### STATED TASK
Each line of the listing that contains the word "dilemmas" is to be copied.

-=-=-=-=-

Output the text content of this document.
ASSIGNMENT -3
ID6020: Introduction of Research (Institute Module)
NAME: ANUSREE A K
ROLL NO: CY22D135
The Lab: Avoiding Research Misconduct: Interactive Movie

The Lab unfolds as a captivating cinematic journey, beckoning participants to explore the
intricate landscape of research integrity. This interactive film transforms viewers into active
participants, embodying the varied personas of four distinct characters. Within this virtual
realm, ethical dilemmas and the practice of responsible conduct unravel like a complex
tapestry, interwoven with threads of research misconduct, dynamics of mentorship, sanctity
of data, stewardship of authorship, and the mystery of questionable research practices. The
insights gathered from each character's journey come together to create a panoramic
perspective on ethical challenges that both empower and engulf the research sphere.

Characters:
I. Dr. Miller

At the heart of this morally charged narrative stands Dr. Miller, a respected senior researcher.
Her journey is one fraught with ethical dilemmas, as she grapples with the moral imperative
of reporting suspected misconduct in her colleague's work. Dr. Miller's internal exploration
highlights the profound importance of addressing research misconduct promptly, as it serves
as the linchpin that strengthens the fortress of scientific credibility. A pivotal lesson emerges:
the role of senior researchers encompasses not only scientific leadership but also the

-=-=-=-=-

### SOLUTION FOR THIS PROBLEM
realm, ethical dilemmas and the practice of responsible conduct unravel like a complex
Her journey is one fraught with ethical dilemmas, as she grapples with the moral imperative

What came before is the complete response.